[PROBLEM STATEMENT]:
Without the images, print all the entries below exactly as given.

Records excerpted from a collection:
[BEGIN]

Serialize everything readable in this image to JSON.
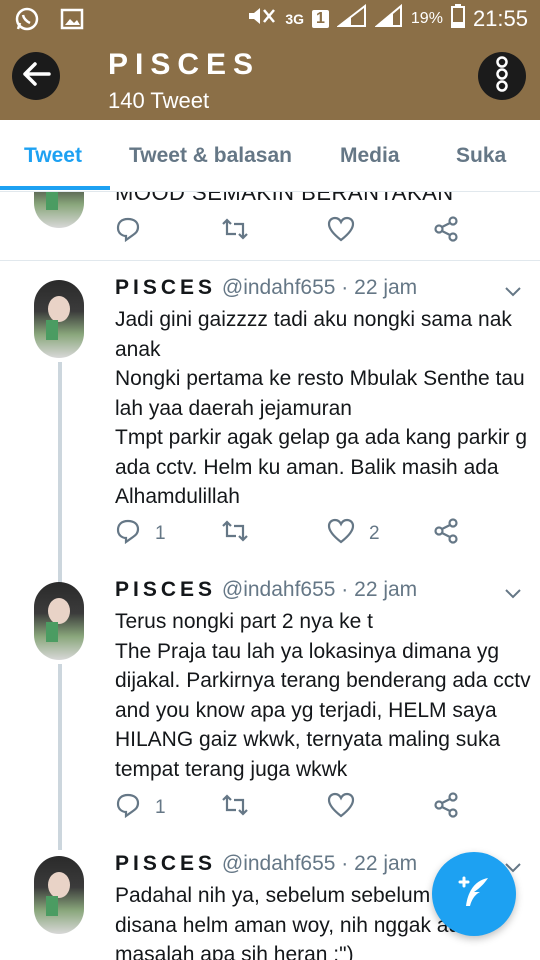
{
  "status_bar": {
    "network": "3G",
    "sim": "1",
    "battery": "19%",
    "time": "21:55"
  },
  "header": {
    "title": "PISCES",
    "subtitle": "140 Tweet"
  },
  "tabs": [
    {
      "label": "Tweet",
      "active": true
    },
    {
      "label": "Tweet & balasan",
      "active": false
    },
    {
      "label": "Media",
      "active": false
    },
    {
      "label": "Suka",
      "active": false
    }
  ],
  "clipped_tweet": {
    "text": "MOOD SEMAKIN BERANTAKAN"
  },
  "tweets": [
    {
      "name": "PISCES",
      "handle": "@indahf655",
      "time": "22 jam",
      "text": "Jadi gini gaizzzz tadi aku nongki sama nak anak\nNongki pertama ke resto Mbulak Senthe tau lah yaa daerah jejamuran\nTmpt parkir agak gelap ga ada kang parkir g ada cctv. Helm ku aman. Balik masih ada Alhamdulillah",
      "replies": "1",
      "likes": "2"
    },
    {
      "name": "PISCES",
      "handle": "@indahf655",
      "time": "22 jam",
      "text": "Terus nongki part 2 nya ke t\nThe Praja tau lah ya lokasinya dimana yg dijakal. Parkirnya terang benderang ada cctv and you know apa yg terjadi, HELM saya HILANG gaiz wkwk, ternyata maling suka tempat terang juga wkwk",
      "replies": "1",
      "likes": ""
    },
    {
      "name": "PISCES",
      "handle": "@indahf655",
      "time": "22 jam",
      "text": "Padahal nih ya, sebelum sebelum nongki disana helm aman woy, nih nggak ada masalah apa sih heran :\")"
    }
  ],
  "colors": {
    "header_bg": "#8b6f47",
    "accent": "#1da1f2",
    "muted": "#657786"
  }
}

[END]

[SOLUTION]:
Serialize everything readable in this image to JSON.
{
  "status_bar": {
    "network": "3G",
    "sim": "1",
    "battery": "19%",
    "time": "21:55"
  },
  "header": {
    "title": "PISCES",
    "subtitle": "140 Tweet"
  },
  "tabs": [
    {
      "label": "Tweet",
      "active": true
    },
    {
      "label": "Tweet & balasan",
      "active": false
    },
    {
      "label": "Media",
      "active": false
    },
    {
      "label": "Suka",
      "active": false
    }
  ],
  "clipped_tweet": {
    "text": "MOOD SEMAKIN BERANTAKAN"
  },
  "tweets": [
    {
      "name": "PISCES",
      "handle": "@indahf655",
      "time": "22 jam",
      "text": "Jadi gini gaizzzz tadi aku nongki sama nak anak\nNongki pertama ke resto Mbulak Senthe tau lah yaa daerah jejamuran\nTmpt parkir agak gelap ga ada kang parkir g ada cctv. Helm ku aman. Balik masih ada Alhamdulillah",
      "replies": "1",
      "likes": "2"
    },
    {
      "name": "PISCES",
      "handle": "@indahf655",
      "time": "22 jam",
      "text": "Terus nongki part 2 nya ke t\nThe Praja tau lah ya lokasinya dimana yg dijakal. Parkirnya terang benderang ada cctv and you know apa yg terjadi, HELM saya HILANG gaiz wkwk, ternyata maling suka tempat terang juga wkwk",
      "replies": "1",
      "likes": ""
    },
    {
      "name": "PISCES",
      "handle": "@indahf655",
      "time": "22 jam",
      "text": "Padahal nih ya, sebelum sebelum nongki disana helm aman woy, nih nggak ada masalah apa sih heran :\")"
    }
  ],
  "colors": {
    "header_bg": "#8b6f47",
    "accent": "#1da1f2",
    "muted": "#657786"
  }
}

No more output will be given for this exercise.